> _Problem_: Check each line of the records below for the word "efekat" and copy those where it appears.
## start Available data
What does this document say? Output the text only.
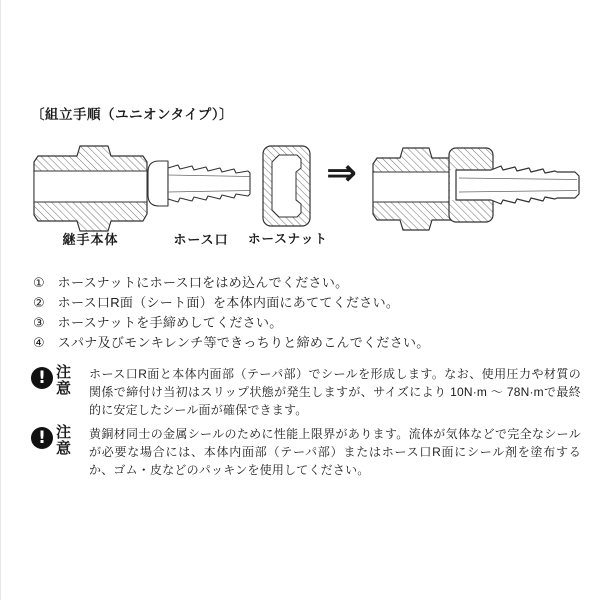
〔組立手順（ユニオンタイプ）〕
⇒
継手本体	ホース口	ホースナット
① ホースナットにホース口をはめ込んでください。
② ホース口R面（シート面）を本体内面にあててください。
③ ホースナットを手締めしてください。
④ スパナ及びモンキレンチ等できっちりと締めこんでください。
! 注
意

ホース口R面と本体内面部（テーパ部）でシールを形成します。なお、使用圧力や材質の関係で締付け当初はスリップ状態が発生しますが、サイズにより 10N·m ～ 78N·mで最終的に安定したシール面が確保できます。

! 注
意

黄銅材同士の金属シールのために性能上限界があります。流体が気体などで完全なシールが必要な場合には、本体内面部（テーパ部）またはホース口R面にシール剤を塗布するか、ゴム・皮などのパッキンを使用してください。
## end Available data
## start Available data
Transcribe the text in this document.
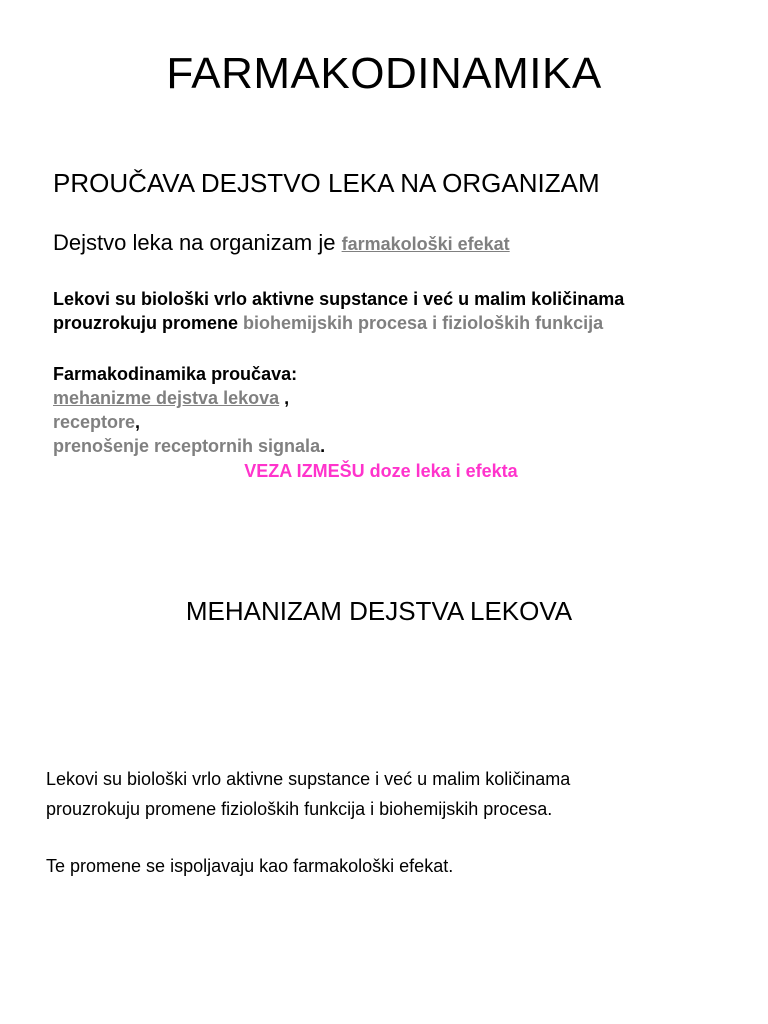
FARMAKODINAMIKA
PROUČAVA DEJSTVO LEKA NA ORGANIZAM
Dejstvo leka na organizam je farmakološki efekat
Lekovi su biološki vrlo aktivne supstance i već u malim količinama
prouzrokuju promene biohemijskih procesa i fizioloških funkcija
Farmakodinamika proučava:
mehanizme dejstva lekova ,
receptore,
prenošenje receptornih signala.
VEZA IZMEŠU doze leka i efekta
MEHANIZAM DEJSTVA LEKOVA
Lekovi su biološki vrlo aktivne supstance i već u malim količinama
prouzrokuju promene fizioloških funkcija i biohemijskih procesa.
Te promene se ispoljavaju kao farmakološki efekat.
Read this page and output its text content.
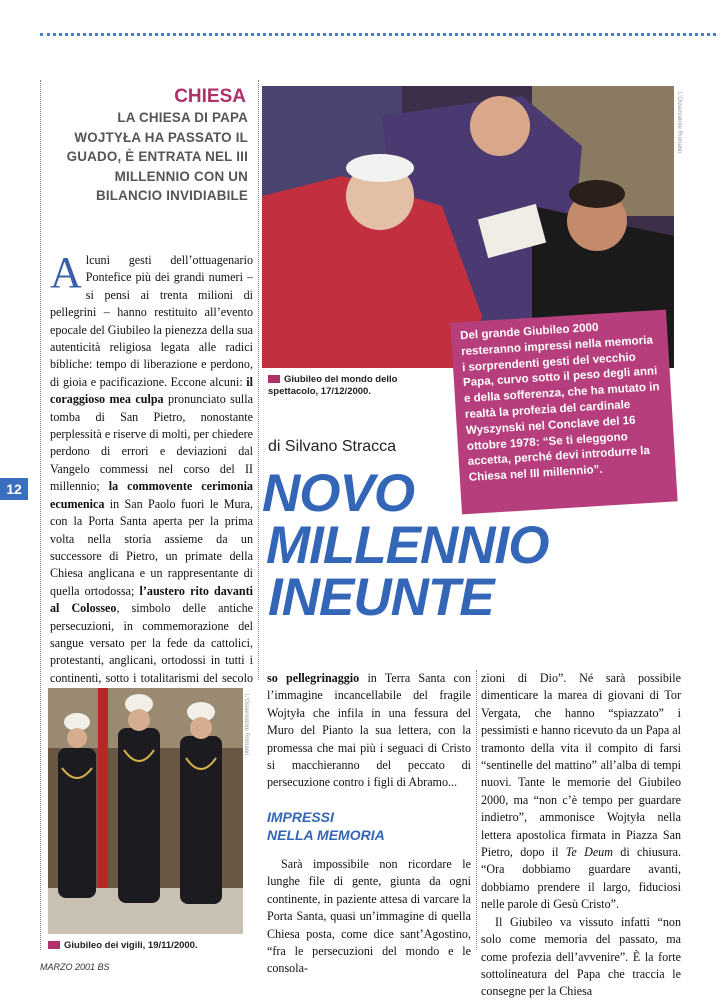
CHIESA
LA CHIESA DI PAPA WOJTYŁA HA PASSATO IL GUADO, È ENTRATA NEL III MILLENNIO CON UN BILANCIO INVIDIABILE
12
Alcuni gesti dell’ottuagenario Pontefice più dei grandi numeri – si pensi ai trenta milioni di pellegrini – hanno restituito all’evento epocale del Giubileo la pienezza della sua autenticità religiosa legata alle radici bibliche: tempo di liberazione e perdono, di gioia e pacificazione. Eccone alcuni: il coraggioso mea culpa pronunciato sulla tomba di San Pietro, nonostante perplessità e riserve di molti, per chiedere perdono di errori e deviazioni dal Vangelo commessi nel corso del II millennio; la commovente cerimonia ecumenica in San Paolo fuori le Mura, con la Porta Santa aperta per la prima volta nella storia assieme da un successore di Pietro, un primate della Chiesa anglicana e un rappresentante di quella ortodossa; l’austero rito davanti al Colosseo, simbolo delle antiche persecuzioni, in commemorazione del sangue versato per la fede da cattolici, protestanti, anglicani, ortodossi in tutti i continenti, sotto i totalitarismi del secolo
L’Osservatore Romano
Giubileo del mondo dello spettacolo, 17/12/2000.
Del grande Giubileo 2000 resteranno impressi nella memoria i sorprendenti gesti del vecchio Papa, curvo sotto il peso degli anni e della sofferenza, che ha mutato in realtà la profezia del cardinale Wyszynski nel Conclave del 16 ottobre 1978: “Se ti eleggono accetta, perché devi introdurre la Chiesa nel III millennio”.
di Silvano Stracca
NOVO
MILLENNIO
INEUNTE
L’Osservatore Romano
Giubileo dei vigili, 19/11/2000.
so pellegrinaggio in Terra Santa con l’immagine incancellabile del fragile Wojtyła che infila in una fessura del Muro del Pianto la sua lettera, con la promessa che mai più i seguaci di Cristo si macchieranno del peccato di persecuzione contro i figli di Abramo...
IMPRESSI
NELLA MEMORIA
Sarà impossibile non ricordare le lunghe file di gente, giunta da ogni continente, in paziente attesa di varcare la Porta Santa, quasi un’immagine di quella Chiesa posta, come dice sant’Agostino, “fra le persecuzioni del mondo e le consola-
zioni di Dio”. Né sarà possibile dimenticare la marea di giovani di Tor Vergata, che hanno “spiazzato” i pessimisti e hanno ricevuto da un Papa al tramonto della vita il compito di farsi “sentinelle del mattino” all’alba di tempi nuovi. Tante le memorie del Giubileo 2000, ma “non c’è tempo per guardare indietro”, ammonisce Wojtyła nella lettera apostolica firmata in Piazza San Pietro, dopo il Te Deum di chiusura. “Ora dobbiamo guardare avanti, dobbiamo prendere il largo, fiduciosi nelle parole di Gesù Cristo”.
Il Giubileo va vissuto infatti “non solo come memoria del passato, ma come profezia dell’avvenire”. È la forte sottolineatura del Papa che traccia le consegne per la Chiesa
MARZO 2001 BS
## end Available data
## start Available data
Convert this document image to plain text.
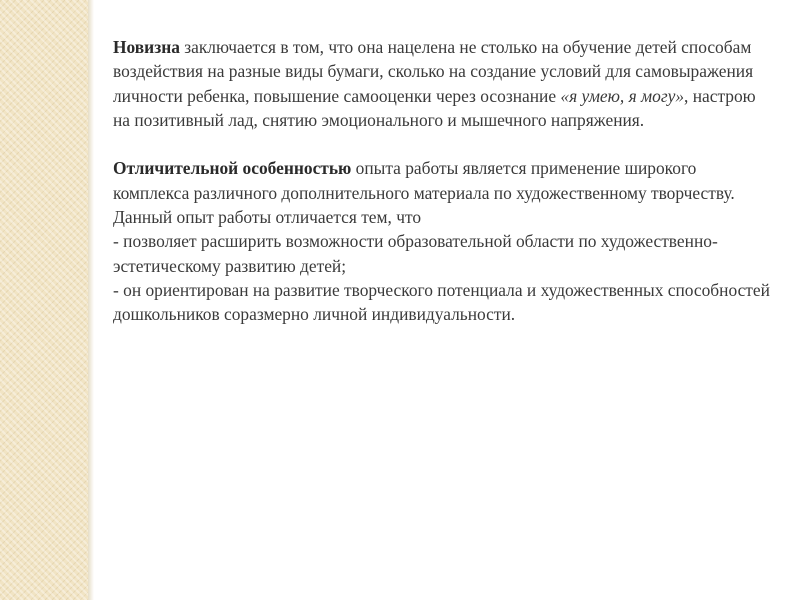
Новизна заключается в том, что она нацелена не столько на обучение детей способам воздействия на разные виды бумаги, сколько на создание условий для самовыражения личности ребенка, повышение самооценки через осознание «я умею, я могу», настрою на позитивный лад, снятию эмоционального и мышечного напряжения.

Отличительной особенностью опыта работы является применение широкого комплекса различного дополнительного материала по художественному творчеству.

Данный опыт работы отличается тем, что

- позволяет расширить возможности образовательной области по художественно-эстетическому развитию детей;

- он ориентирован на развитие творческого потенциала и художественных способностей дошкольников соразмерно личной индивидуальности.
## end Available data
> _Answer in full_:
Dejstvo leka na organizam je farmakološki efekat
Te promene se ispoljavaju kao farmakološki efekat.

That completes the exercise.